**RECORDS TO USE**

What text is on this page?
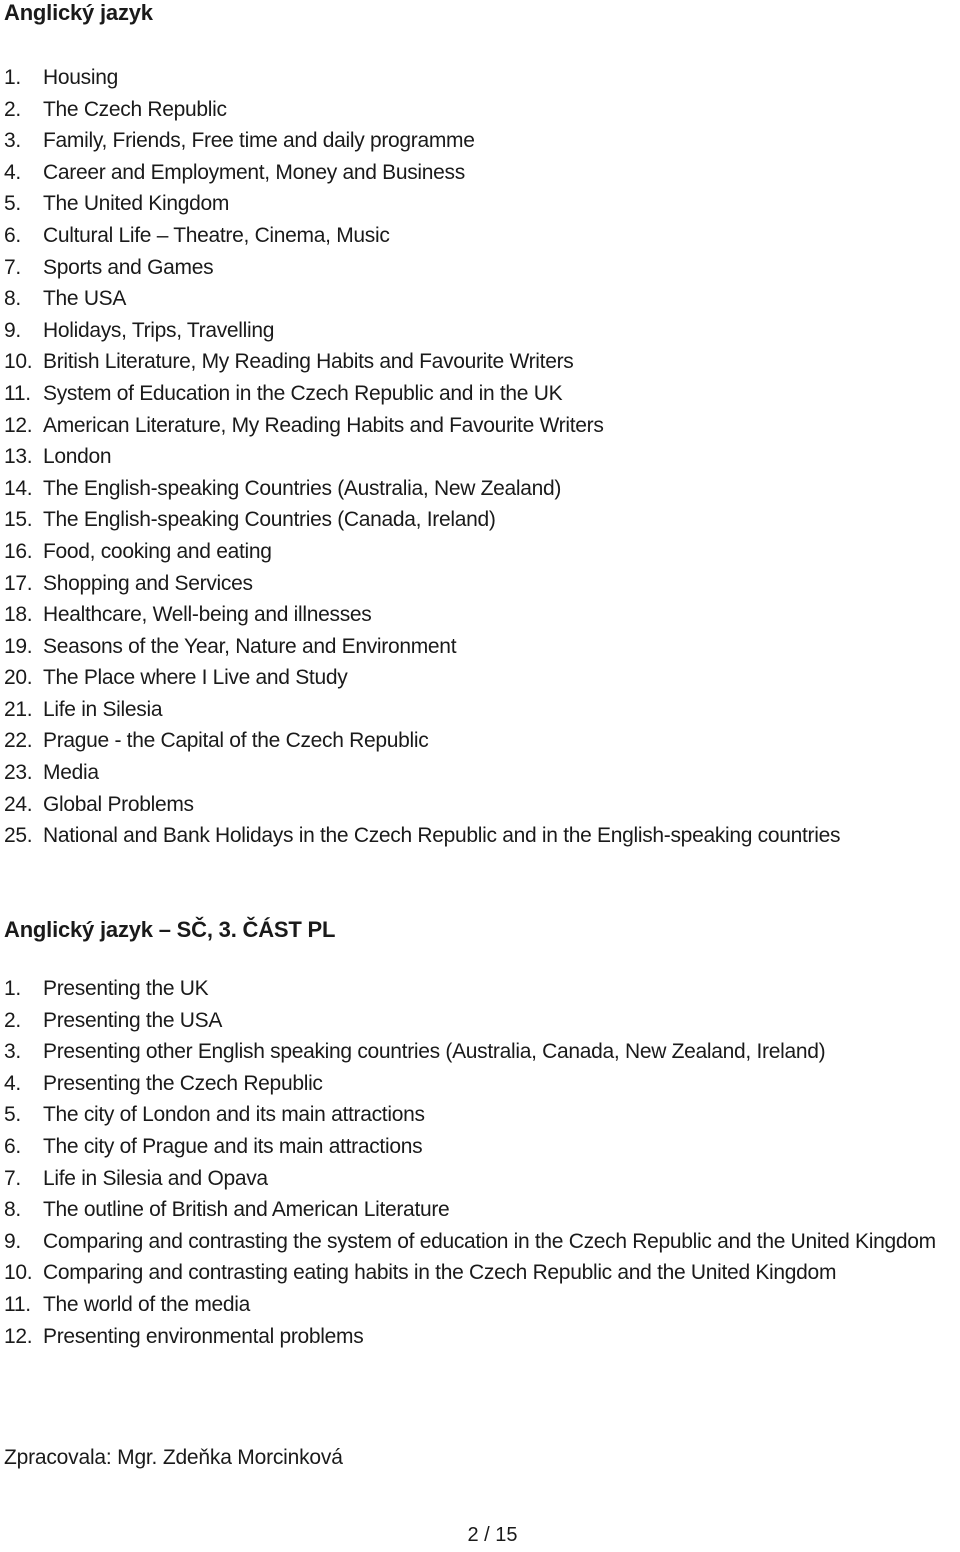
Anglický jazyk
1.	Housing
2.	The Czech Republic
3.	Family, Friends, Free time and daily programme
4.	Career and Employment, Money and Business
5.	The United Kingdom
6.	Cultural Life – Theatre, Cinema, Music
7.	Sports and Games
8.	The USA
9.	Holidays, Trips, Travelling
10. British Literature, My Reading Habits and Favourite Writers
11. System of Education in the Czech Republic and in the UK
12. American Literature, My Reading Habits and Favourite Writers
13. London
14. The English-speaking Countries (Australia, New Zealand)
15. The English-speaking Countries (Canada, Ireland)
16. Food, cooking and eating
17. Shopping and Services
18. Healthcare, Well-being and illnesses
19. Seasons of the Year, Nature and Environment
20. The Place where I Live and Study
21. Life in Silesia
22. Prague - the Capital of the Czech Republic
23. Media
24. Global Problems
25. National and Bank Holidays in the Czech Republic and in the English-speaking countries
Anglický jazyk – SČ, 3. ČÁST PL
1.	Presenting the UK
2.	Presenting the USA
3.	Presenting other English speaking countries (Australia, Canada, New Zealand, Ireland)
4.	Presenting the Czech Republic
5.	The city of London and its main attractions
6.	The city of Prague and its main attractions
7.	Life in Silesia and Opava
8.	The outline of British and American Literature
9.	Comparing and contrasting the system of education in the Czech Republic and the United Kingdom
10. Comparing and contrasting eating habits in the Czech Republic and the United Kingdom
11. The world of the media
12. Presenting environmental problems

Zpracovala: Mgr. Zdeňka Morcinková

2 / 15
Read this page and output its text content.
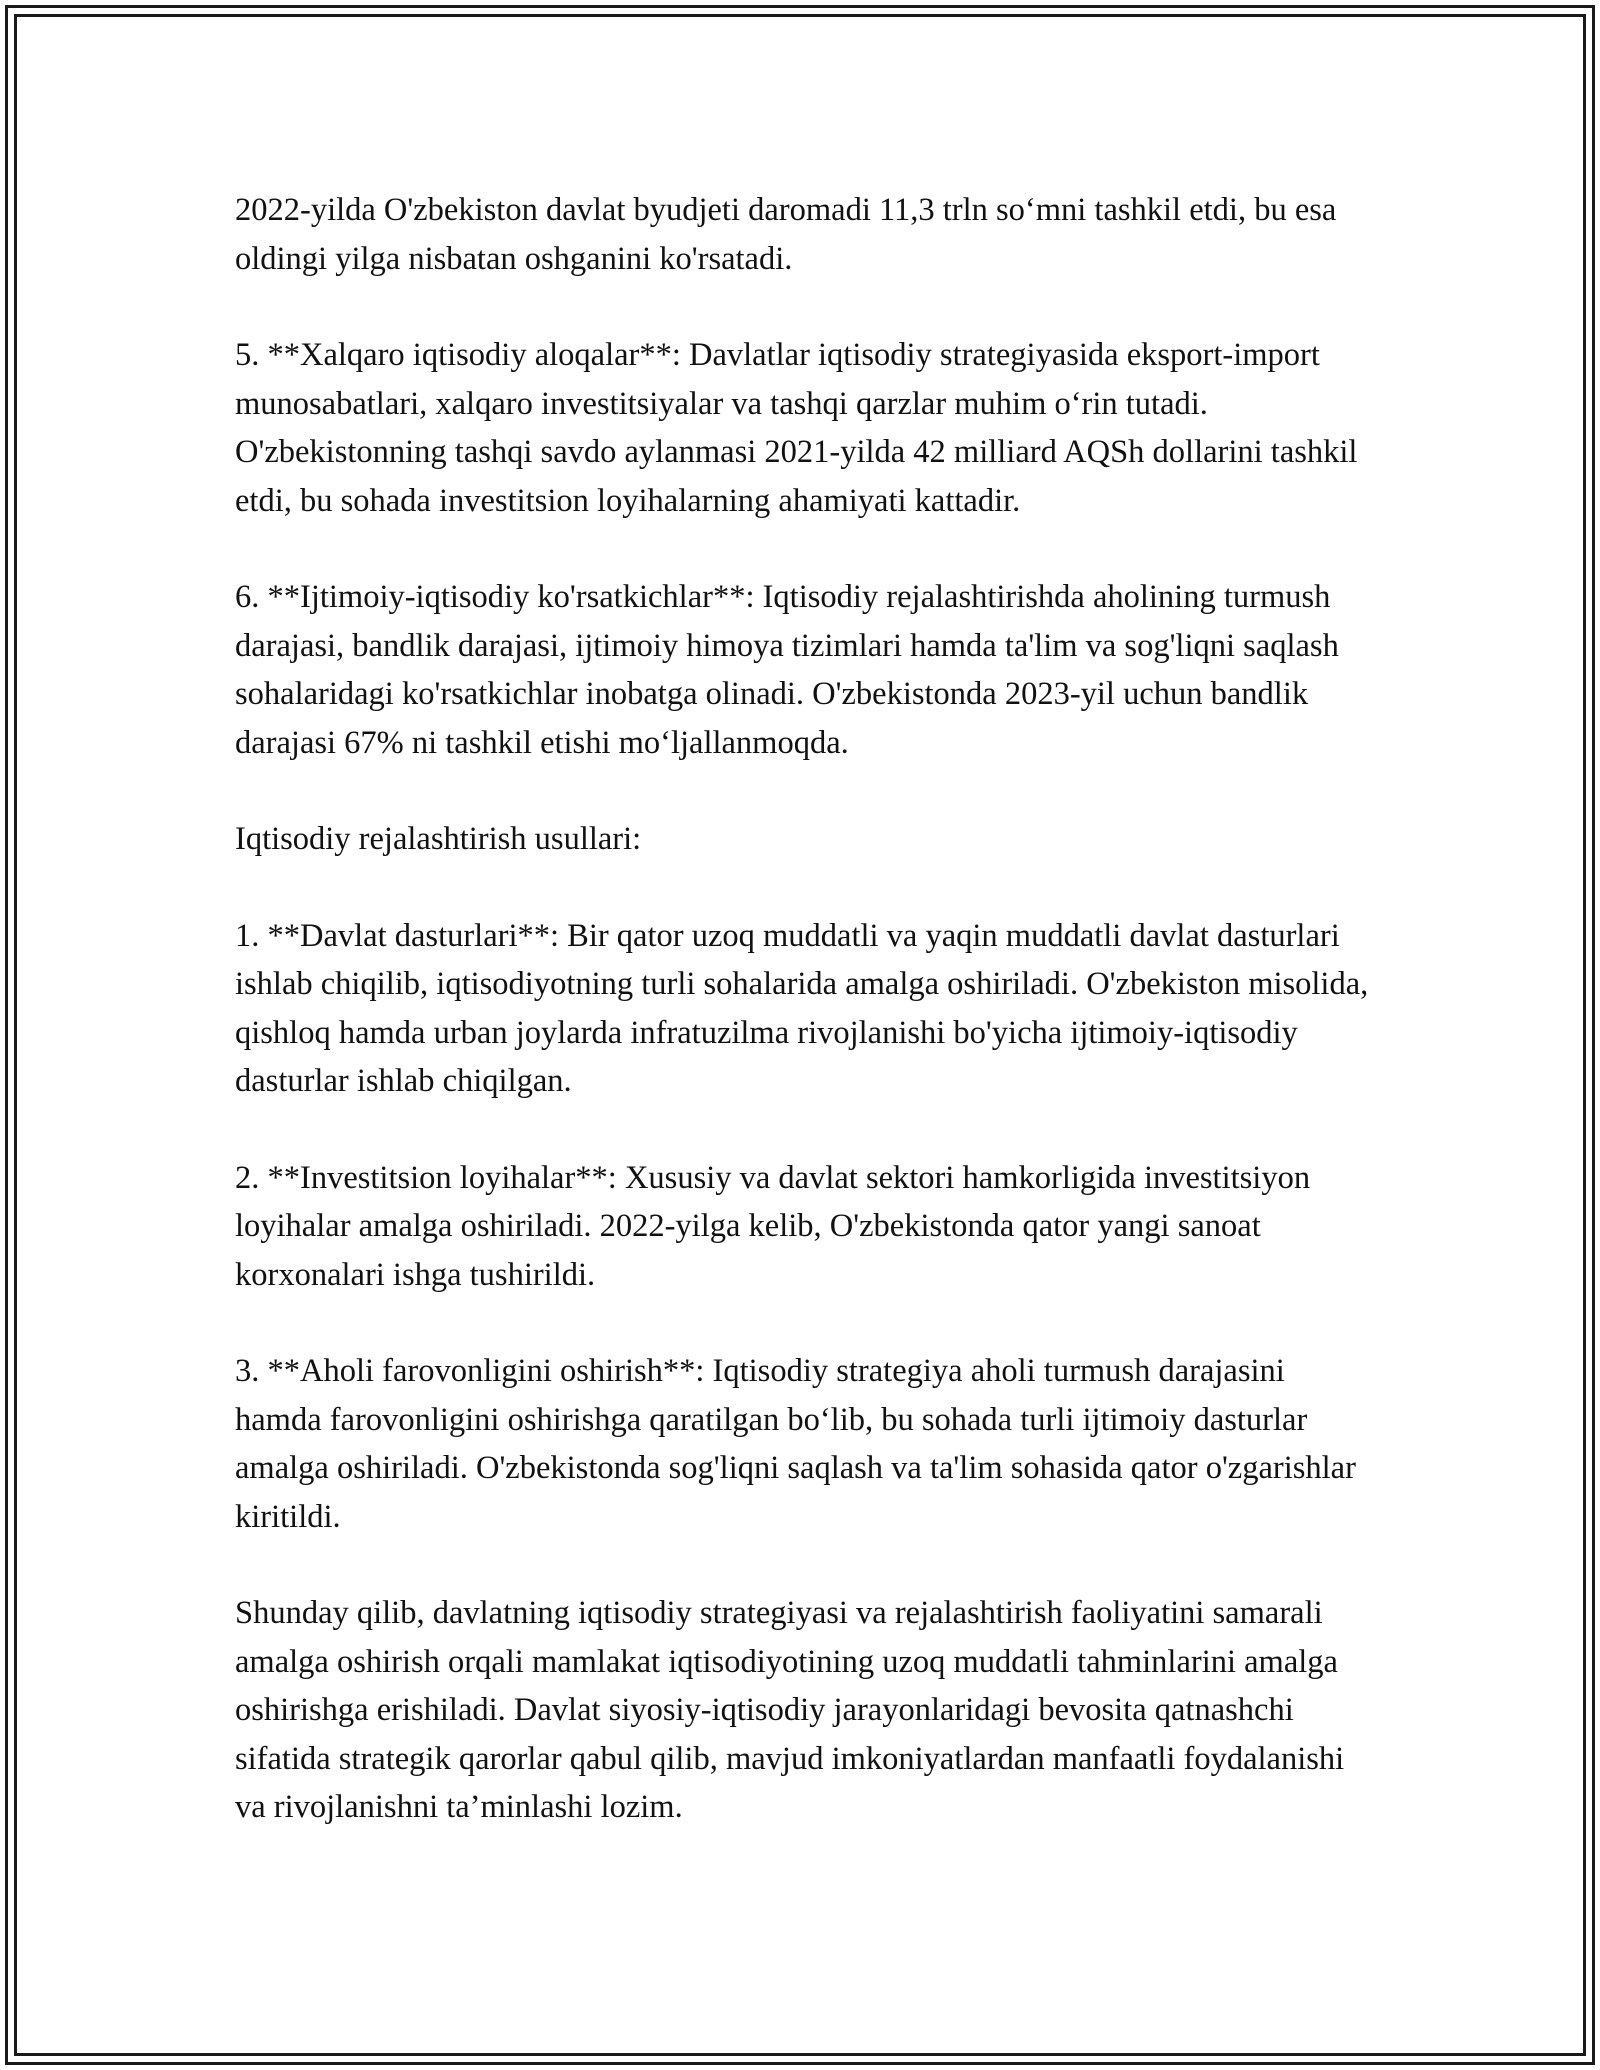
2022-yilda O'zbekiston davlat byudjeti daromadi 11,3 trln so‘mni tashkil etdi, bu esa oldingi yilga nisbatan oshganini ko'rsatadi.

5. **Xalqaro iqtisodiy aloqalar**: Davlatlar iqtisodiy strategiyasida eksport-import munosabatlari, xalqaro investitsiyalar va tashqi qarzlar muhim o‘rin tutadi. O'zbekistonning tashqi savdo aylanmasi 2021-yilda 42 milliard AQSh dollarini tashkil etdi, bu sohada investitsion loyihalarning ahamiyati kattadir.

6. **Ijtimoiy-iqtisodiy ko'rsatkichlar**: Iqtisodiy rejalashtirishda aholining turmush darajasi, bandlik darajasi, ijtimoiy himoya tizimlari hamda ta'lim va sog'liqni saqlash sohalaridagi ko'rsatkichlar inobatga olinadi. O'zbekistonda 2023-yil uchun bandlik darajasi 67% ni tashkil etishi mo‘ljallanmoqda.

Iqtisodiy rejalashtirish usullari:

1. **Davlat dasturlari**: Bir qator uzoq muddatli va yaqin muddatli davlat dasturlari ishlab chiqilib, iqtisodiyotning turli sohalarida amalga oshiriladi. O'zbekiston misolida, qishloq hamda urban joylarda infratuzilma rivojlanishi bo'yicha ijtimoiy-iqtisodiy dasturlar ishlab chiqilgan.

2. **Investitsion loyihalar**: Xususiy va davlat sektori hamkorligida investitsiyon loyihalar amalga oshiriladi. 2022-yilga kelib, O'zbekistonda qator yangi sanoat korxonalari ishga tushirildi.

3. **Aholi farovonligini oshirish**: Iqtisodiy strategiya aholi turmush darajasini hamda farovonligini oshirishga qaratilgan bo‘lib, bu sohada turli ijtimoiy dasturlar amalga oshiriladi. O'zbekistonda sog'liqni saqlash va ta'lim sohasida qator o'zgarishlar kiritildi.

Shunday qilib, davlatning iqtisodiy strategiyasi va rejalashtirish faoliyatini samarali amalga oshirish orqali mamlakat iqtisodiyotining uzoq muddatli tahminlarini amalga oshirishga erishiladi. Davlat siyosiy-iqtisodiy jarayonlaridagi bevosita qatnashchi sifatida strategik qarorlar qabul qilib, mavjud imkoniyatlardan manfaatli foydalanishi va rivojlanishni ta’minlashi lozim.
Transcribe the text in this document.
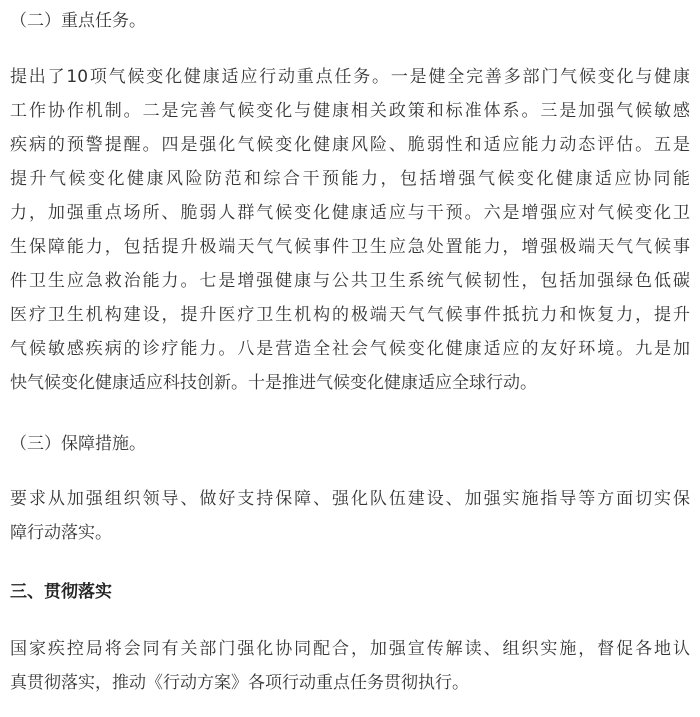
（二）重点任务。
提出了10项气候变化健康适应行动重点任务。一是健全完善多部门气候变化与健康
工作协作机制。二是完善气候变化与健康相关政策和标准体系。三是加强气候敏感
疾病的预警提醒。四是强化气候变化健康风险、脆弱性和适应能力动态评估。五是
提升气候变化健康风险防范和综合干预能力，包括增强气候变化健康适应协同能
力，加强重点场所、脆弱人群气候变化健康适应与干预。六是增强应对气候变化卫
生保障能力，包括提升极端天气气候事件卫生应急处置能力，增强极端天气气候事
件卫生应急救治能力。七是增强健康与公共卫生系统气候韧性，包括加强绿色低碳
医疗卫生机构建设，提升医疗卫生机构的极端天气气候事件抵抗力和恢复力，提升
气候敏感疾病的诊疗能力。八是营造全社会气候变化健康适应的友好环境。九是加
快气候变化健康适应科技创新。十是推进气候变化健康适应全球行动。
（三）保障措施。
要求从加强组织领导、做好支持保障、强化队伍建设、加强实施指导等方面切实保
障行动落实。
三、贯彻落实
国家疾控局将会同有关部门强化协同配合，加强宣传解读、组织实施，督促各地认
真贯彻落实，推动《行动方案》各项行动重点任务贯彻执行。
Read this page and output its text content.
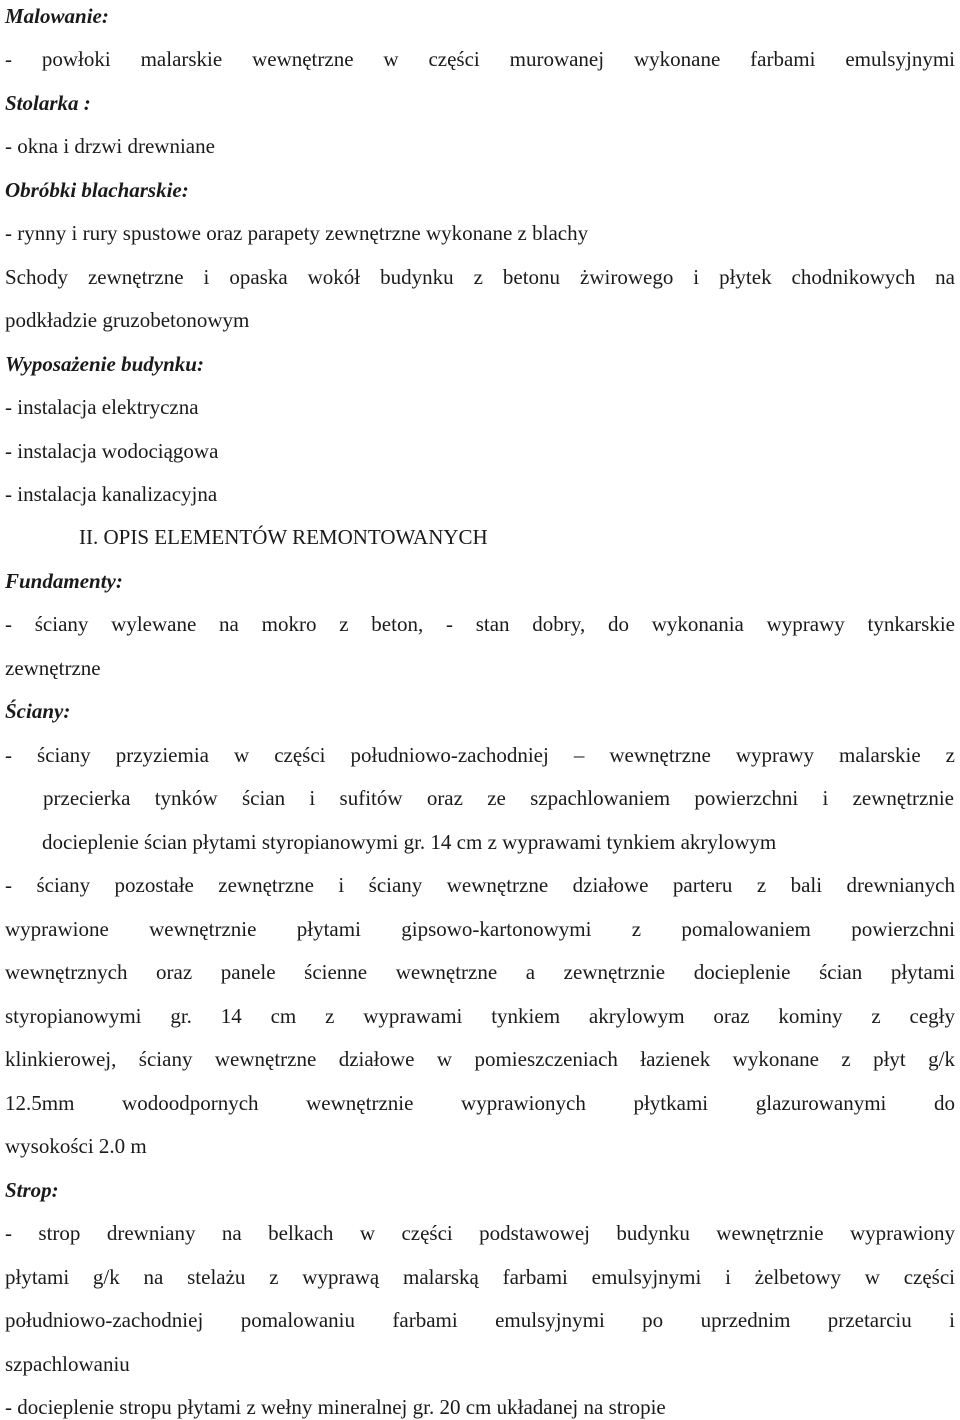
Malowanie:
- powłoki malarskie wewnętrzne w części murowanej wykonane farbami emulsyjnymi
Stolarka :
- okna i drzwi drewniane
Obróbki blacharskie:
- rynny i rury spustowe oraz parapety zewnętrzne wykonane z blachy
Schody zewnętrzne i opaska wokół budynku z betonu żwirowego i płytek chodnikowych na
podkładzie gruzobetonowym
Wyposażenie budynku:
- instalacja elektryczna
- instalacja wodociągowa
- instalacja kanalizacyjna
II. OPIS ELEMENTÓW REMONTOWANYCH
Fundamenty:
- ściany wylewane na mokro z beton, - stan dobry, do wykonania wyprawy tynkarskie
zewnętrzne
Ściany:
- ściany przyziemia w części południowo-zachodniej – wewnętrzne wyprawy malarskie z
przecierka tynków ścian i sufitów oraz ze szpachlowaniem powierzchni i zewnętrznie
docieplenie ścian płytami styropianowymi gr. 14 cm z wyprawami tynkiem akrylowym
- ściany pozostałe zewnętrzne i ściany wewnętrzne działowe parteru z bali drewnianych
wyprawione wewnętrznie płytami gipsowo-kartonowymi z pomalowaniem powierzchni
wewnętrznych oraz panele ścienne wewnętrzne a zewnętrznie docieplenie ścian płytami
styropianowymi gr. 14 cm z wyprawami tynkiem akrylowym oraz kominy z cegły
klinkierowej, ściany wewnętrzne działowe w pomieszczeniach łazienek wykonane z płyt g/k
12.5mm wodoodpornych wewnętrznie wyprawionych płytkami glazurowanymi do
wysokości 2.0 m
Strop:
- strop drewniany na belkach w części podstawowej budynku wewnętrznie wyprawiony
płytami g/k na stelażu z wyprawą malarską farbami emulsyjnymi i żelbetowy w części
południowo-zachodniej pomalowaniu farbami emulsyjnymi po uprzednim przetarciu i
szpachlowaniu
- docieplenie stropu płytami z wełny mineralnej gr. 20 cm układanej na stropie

**GIVEN INSTRUCTION**
Scan the listing above. Collect all lines with the word "wykonane".

**RESPONSE TO THE TASK**
- powłoki malarskie wewnętrzne w części murowanej wykonane farbami emulsyjnymi
- rynny i rury spustowe oraz parapety zewnętrzne wykonane z blachy
klinkierowej, ściany wewnętrzne działowe w pomieszczeniach łazienek wykonane z płyt g/k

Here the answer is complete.